▸ Task requirements
Provide only the number of lines in the data below that contain the word "Answer".
+++ Input records
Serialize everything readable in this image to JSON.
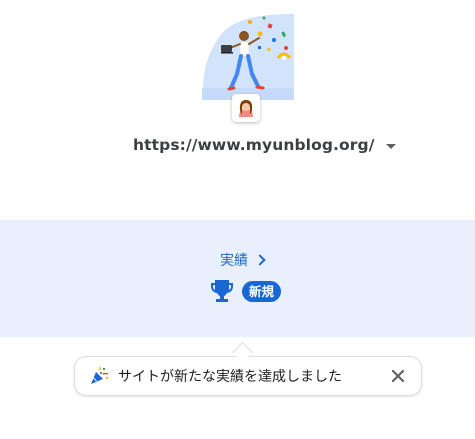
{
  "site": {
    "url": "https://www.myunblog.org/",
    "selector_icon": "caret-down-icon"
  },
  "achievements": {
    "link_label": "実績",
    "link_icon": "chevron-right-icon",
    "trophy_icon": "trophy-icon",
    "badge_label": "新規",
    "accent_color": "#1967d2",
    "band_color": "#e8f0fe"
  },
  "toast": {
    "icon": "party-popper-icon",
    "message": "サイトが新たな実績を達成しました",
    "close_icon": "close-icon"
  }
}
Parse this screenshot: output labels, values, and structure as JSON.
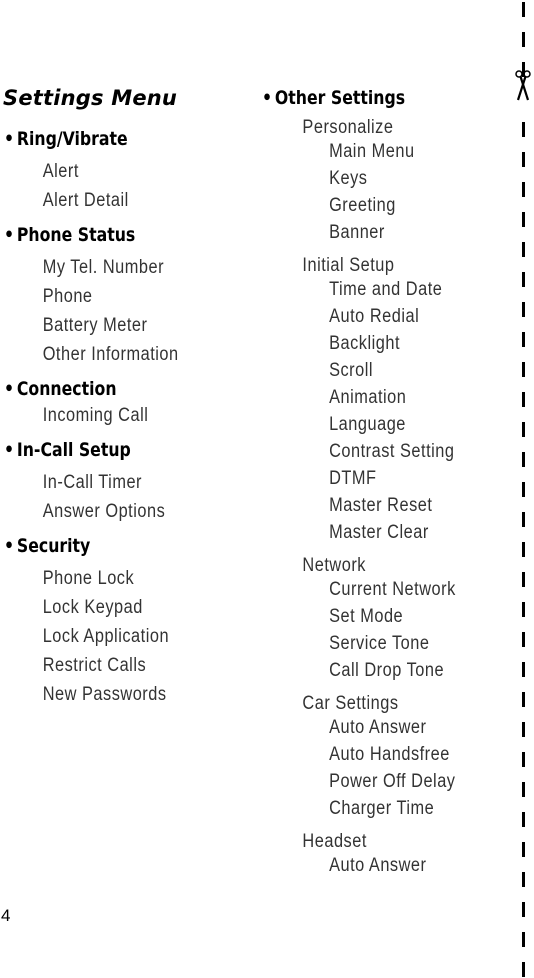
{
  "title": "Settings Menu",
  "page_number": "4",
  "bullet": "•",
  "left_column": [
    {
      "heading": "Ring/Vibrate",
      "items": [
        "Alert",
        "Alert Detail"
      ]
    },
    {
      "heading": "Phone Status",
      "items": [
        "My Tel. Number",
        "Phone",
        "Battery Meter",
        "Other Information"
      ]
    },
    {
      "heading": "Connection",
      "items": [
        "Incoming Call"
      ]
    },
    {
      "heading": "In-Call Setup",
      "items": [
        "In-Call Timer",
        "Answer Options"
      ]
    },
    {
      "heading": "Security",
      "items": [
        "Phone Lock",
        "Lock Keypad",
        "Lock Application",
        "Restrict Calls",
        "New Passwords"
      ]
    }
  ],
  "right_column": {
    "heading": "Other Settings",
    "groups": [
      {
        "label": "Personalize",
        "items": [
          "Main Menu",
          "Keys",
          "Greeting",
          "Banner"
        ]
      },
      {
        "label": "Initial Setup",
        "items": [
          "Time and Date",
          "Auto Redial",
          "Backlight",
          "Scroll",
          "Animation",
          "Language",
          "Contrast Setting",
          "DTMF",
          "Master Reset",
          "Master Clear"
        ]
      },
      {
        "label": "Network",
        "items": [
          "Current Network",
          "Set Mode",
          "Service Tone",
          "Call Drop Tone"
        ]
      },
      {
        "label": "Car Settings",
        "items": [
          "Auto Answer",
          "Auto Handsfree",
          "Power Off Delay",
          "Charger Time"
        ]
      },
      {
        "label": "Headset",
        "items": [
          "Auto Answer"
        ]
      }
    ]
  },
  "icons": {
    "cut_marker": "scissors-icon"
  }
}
++++++
+++ Input records
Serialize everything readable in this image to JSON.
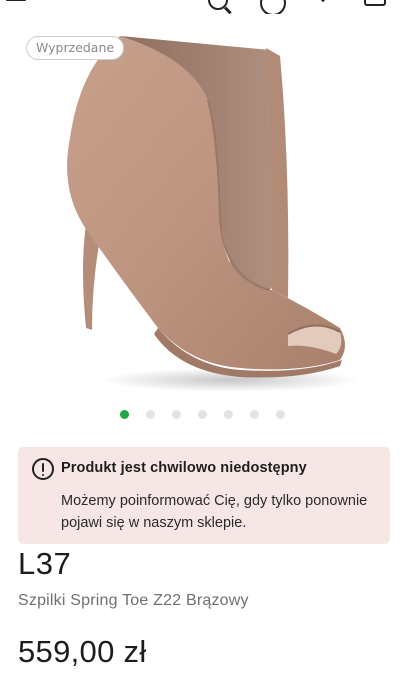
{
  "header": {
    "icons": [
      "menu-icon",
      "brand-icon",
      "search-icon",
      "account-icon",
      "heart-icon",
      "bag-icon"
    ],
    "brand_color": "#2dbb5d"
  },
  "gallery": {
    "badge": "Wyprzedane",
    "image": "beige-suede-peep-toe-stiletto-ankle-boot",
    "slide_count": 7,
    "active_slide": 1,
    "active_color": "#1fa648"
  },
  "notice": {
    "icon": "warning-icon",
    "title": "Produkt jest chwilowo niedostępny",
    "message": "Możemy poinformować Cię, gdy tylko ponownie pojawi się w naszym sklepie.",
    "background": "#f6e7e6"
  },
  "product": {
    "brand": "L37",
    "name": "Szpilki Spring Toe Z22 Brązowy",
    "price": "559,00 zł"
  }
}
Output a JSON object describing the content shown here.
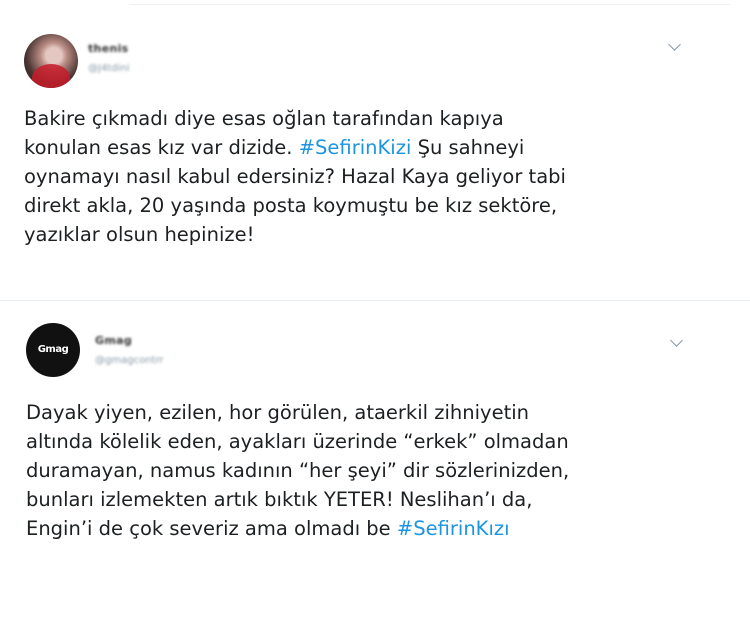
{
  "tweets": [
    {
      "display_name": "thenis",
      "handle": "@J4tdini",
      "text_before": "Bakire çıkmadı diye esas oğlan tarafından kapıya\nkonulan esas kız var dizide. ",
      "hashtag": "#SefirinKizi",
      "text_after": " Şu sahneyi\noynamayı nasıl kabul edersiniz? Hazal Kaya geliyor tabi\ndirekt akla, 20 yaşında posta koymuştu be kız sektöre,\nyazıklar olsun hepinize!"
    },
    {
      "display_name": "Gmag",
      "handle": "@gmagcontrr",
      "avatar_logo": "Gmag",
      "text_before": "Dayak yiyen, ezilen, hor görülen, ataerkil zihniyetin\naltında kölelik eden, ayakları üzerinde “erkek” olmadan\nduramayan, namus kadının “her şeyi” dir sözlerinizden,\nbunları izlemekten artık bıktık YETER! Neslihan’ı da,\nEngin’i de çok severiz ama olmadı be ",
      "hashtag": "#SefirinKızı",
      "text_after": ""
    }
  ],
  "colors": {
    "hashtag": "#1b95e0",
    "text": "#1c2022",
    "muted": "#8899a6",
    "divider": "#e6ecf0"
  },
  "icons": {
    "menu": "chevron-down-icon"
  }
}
++++++
▸ Response to the exercise
3